• [Challenge] Show every line that has the string "snapshot" in it.

**********

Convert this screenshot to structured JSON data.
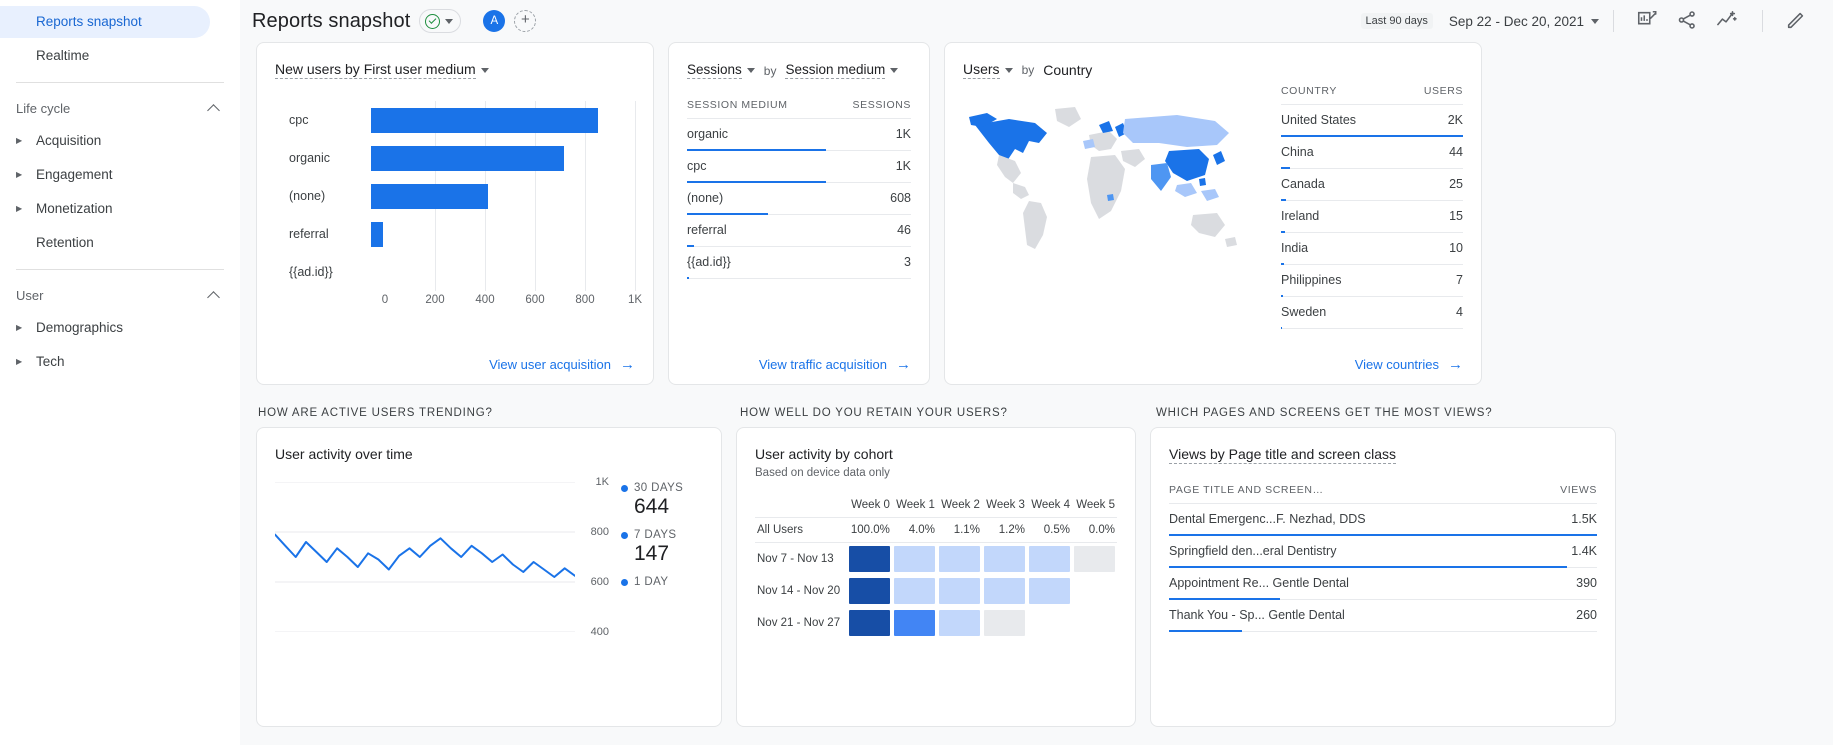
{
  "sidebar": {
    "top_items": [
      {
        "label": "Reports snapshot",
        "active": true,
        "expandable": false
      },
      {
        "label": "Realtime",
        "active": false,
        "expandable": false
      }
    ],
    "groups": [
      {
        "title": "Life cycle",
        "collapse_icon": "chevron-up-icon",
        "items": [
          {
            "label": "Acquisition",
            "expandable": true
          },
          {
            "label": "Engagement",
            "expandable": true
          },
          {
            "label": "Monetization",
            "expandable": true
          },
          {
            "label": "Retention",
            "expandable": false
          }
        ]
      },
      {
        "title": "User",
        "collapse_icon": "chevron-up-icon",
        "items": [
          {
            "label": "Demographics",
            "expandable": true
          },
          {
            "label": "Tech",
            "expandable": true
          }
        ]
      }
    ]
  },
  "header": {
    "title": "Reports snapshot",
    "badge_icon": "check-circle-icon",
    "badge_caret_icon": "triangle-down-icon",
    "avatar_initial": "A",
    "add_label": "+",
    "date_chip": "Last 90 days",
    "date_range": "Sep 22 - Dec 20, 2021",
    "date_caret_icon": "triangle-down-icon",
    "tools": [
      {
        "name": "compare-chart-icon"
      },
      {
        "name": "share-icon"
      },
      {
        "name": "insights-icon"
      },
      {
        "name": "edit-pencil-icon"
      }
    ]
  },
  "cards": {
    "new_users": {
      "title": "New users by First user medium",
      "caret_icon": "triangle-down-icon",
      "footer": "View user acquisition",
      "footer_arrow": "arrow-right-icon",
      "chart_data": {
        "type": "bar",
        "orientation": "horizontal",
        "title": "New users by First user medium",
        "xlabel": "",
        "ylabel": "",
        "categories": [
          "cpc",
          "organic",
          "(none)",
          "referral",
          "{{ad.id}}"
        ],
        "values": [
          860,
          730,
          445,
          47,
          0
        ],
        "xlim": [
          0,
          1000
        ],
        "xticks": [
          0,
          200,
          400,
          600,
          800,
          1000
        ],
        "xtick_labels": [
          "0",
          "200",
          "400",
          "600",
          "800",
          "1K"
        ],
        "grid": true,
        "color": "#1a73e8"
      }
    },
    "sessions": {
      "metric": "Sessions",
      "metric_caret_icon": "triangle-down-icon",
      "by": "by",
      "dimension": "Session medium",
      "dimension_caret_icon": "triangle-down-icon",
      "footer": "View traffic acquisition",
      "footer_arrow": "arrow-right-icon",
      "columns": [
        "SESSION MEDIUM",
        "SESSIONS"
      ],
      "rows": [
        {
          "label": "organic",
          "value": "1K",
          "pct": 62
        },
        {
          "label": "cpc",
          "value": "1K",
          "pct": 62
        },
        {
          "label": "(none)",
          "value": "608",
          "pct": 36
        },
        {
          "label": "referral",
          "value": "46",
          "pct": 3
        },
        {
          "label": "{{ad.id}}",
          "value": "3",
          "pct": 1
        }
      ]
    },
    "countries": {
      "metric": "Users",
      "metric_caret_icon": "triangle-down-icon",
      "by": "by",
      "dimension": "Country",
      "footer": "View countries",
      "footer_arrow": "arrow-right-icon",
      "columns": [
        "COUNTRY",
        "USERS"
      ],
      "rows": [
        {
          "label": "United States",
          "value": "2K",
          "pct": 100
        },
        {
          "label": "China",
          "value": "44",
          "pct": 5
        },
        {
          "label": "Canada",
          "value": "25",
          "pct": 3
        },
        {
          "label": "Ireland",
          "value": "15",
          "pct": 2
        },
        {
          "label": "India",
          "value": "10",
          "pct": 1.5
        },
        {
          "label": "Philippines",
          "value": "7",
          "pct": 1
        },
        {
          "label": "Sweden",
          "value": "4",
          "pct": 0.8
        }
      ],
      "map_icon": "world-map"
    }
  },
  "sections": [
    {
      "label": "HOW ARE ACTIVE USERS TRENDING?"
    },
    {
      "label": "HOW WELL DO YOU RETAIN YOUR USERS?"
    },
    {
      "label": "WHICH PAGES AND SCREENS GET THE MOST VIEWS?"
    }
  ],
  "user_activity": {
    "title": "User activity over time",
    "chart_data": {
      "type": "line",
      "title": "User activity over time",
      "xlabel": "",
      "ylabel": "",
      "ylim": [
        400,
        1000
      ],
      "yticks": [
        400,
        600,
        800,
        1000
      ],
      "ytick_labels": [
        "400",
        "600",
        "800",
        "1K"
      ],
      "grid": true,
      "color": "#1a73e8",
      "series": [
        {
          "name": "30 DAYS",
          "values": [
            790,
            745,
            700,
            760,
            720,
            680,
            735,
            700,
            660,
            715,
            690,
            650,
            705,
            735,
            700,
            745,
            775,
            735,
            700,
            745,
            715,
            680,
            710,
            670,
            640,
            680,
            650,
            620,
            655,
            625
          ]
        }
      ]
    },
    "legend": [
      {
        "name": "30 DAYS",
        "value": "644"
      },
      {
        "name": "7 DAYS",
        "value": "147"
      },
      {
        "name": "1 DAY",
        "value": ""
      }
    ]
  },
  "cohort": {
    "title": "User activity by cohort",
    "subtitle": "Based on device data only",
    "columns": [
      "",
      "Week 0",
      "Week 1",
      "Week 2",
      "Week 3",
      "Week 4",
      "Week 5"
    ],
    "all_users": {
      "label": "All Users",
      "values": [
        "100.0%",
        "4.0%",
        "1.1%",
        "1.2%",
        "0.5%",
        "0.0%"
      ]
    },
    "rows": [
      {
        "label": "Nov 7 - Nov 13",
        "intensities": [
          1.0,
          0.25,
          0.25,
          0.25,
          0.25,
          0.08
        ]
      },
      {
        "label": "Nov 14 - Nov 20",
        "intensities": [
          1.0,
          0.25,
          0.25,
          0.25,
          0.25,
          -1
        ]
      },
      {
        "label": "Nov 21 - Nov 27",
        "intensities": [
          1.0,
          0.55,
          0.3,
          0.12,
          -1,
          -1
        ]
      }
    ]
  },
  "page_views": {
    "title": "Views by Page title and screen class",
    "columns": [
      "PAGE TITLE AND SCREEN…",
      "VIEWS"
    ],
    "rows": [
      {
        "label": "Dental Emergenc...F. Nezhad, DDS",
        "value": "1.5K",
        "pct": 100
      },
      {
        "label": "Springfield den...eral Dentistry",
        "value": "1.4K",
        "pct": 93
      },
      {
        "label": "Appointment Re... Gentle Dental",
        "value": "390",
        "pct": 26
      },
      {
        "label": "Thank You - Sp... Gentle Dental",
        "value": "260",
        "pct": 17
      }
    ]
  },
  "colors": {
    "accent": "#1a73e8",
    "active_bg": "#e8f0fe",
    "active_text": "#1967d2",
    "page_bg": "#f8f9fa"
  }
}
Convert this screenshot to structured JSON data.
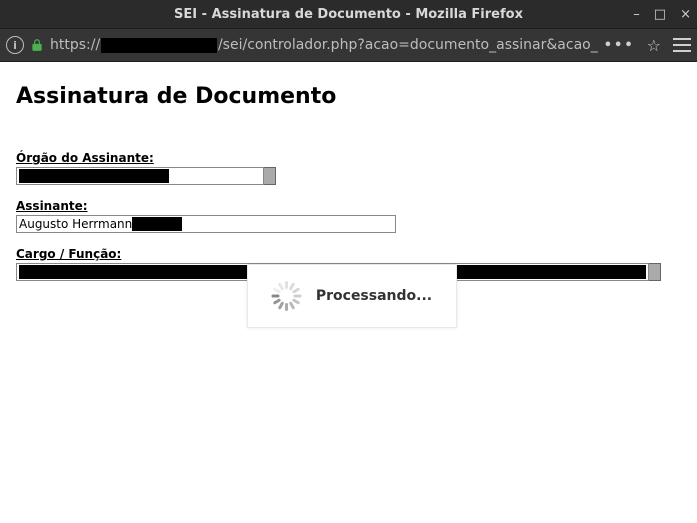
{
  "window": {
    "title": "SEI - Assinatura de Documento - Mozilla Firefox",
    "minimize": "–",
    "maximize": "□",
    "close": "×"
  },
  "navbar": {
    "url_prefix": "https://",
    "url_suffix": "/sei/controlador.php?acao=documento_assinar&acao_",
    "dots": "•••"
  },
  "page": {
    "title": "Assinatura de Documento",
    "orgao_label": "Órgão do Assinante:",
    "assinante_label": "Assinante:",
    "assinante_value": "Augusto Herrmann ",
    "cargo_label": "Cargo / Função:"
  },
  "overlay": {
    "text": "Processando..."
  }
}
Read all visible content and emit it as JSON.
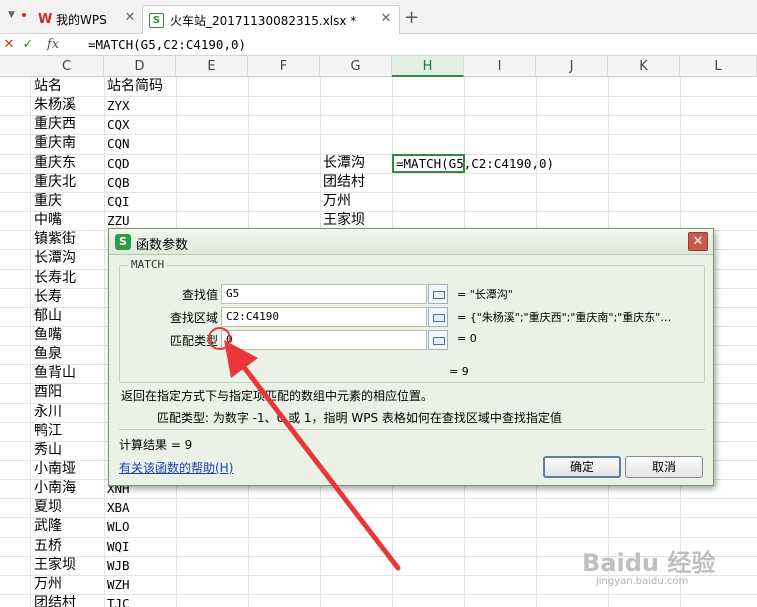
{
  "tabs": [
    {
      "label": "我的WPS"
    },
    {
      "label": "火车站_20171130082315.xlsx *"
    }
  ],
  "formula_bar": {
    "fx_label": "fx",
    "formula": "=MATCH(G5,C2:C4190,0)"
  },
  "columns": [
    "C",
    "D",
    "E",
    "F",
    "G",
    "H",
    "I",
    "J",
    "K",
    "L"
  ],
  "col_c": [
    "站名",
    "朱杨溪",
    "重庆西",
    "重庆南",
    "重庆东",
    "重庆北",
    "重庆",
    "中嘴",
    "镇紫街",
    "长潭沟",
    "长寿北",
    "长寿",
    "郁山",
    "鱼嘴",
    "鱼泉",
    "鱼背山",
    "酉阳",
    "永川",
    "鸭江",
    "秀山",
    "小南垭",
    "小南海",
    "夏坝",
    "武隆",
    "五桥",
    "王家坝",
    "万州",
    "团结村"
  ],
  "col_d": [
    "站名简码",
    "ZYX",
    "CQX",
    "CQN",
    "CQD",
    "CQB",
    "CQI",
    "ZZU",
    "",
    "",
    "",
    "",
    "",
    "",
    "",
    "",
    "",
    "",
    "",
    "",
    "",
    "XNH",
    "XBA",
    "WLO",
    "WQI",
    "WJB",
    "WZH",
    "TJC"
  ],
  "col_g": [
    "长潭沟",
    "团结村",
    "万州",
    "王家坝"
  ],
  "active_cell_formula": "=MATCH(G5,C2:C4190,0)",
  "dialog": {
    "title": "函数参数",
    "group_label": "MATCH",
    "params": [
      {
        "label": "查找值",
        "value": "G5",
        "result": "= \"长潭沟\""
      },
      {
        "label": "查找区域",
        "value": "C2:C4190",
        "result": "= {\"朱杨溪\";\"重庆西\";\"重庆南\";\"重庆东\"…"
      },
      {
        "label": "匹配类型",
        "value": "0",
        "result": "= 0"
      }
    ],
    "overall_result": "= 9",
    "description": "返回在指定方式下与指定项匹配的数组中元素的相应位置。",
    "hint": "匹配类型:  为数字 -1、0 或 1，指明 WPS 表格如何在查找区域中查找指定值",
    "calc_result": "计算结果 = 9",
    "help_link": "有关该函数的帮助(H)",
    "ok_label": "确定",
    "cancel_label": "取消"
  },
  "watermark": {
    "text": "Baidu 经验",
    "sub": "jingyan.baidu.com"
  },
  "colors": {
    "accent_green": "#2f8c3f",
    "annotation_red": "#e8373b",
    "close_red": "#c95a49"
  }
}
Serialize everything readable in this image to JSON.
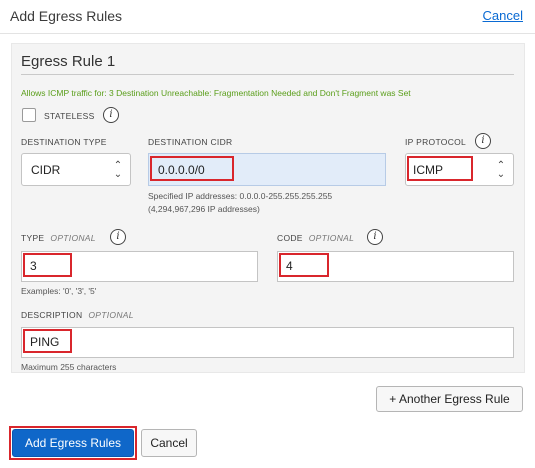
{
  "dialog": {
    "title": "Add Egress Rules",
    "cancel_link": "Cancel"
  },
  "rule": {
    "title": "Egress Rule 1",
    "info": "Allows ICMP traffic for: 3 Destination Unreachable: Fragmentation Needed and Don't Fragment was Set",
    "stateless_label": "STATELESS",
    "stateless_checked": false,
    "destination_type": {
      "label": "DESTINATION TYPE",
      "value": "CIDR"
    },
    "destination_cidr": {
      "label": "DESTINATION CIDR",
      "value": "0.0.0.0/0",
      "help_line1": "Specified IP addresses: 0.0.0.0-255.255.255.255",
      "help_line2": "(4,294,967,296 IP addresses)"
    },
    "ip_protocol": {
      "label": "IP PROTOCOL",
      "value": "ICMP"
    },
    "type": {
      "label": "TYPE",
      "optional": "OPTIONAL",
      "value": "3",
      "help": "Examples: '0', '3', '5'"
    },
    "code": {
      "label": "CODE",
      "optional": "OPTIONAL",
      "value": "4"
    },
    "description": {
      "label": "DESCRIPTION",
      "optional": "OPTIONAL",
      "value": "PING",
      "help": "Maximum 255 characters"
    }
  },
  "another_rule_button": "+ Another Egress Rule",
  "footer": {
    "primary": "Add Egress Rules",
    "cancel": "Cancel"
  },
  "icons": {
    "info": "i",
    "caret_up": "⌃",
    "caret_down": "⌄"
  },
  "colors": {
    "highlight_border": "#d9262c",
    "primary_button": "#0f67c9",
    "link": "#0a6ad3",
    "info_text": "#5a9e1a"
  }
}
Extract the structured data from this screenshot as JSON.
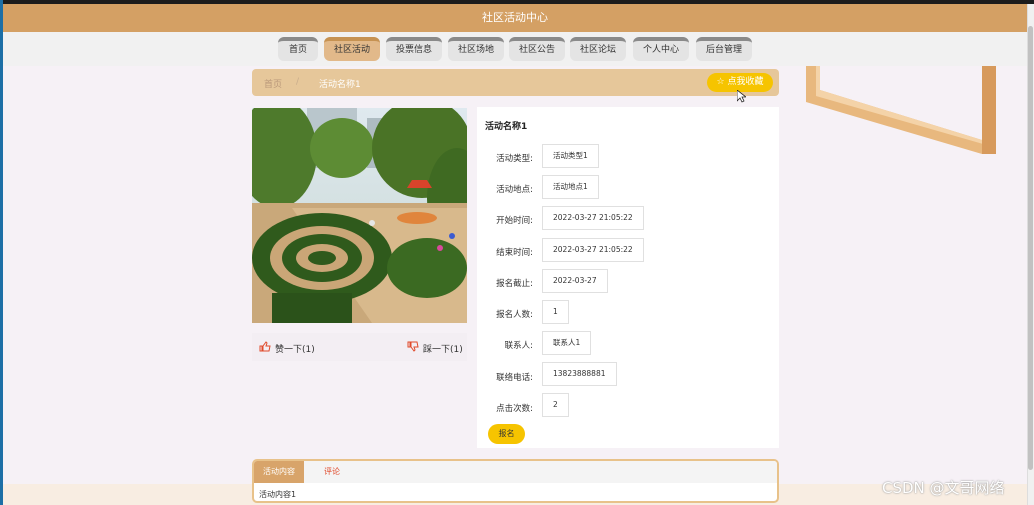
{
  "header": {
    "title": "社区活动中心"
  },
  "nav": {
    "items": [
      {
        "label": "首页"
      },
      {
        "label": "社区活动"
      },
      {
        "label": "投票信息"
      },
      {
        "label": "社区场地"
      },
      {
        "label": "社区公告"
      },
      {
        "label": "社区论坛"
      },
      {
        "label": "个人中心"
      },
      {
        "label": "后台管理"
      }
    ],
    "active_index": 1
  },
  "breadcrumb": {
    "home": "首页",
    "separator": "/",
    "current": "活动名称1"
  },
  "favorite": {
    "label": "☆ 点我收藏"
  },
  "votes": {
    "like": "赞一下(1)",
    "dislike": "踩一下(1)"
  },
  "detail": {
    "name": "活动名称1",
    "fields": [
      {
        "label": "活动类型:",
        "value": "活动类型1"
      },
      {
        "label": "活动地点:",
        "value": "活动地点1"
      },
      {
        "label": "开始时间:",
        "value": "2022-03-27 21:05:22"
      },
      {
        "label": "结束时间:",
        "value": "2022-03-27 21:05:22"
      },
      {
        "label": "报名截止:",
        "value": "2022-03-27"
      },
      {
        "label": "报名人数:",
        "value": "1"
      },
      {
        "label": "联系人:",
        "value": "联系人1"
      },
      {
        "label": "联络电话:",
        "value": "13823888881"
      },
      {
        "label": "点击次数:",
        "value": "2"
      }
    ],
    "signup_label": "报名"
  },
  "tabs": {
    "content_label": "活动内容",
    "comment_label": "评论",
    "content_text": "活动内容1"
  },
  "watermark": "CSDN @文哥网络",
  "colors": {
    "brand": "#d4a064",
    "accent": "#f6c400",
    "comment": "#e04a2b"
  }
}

**********

• [The result]
        "label": "Reports snapshot",
    "title": "Reports snapshot",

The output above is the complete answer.